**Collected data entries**
+-------+

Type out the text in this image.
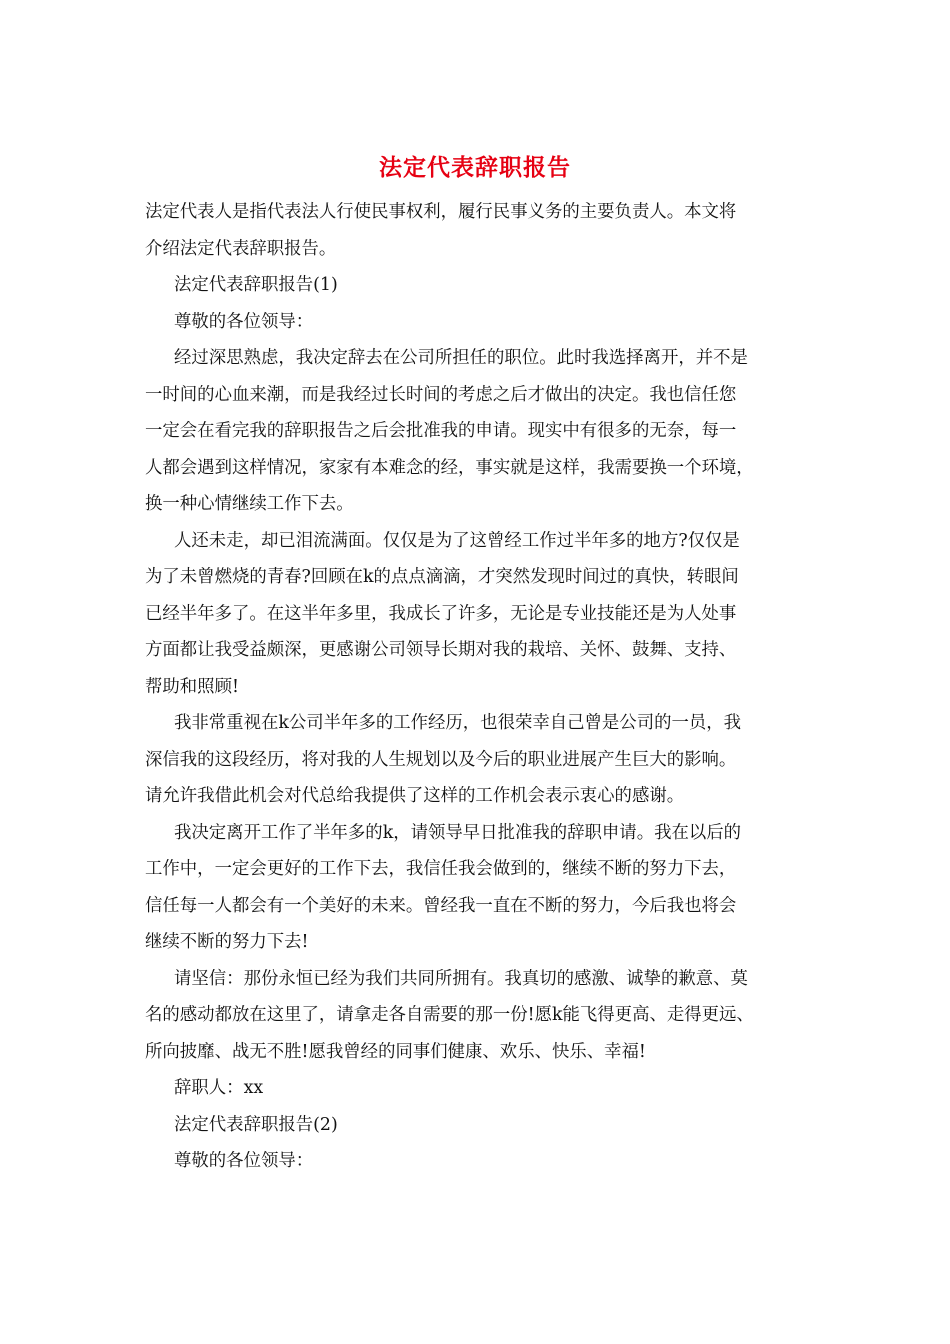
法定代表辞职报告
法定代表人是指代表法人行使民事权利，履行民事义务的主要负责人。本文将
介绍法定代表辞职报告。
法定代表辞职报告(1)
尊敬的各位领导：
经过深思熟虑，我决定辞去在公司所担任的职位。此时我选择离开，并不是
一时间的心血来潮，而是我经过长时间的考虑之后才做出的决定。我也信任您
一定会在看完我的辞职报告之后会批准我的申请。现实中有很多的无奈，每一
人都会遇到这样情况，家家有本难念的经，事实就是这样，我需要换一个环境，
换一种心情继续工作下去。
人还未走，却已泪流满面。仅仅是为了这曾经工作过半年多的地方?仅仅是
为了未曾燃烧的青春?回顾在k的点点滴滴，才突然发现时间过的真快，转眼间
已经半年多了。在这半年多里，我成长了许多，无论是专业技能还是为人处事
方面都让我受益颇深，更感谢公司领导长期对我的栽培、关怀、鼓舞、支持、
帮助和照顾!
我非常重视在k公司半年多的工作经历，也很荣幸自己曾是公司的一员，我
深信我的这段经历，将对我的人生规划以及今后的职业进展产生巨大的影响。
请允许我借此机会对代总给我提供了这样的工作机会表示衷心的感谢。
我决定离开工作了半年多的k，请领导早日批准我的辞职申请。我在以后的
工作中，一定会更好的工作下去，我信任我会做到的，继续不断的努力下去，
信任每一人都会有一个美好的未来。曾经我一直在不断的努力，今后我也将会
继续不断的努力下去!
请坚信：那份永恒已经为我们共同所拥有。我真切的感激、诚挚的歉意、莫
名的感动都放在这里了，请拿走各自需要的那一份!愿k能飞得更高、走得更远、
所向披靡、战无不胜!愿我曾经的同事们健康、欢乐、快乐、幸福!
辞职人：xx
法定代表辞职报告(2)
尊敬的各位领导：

+-------+

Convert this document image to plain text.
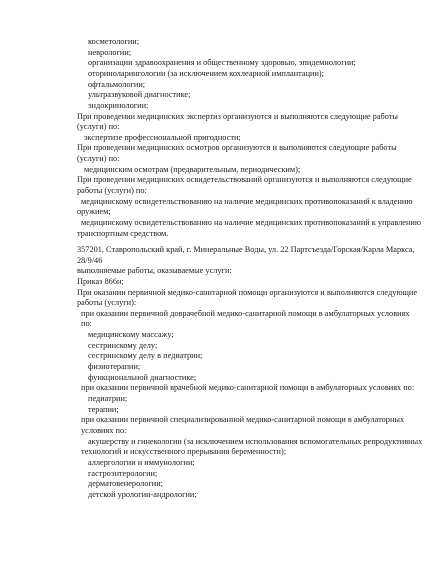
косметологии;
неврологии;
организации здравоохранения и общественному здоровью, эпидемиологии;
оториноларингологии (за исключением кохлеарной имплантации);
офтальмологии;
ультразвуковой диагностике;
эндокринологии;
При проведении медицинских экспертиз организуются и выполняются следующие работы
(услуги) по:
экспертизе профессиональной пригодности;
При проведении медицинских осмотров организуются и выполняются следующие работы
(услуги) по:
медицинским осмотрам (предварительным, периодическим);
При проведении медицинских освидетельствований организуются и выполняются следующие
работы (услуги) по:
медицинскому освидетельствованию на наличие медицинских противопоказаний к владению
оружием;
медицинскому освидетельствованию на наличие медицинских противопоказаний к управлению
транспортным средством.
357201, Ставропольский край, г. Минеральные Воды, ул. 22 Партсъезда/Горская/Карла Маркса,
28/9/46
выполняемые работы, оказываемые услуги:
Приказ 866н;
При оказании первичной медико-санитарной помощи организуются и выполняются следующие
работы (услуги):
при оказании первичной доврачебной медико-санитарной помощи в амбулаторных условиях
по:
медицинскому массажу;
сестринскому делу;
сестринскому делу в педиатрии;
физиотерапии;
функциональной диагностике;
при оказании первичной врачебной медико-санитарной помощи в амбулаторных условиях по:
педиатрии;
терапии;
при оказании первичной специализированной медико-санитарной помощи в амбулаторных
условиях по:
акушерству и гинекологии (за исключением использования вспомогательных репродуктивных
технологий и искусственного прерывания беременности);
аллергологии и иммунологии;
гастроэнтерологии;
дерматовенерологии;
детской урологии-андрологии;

+-------+

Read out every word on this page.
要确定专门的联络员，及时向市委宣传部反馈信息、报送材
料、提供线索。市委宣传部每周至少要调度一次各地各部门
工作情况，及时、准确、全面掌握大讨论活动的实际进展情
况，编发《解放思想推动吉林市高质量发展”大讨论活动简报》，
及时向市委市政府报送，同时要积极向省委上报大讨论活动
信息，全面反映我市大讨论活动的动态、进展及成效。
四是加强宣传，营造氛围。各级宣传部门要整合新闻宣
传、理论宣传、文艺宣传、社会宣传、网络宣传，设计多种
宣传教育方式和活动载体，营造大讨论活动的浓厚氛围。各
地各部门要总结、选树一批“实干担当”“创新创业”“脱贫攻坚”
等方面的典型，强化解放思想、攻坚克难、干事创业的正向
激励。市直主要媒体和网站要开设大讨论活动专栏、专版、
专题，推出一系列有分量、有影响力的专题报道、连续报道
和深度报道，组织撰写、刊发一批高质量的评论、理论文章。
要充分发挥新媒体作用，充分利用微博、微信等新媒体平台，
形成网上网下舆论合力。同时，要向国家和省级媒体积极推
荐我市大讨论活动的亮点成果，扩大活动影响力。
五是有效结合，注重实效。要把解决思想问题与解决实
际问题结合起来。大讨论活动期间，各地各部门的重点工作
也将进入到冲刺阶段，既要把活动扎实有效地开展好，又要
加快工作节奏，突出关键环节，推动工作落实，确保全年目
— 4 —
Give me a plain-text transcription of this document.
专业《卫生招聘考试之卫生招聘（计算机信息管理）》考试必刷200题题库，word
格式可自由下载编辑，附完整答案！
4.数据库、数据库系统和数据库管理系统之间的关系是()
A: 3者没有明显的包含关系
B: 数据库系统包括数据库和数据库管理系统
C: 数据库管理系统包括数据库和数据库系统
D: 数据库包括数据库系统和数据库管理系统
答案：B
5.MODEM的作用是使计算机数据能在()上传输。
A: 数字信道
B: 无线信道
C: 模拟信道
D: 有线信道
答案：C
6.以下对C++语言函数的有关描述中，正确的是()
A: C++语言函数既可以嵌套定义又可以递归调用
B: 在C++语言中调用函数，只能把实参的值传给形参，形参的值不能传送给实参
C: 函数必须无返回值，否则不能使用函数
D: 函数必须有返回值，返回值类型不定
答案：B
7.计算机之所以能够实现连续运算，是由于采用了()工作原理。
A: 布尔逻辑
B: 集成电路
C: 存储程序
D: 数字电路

+-------+

**GOAL**
The string "проведении" may appear in lines of the listing above; tally those lines and give the number only.

**ANSWER TO THE TASK**
3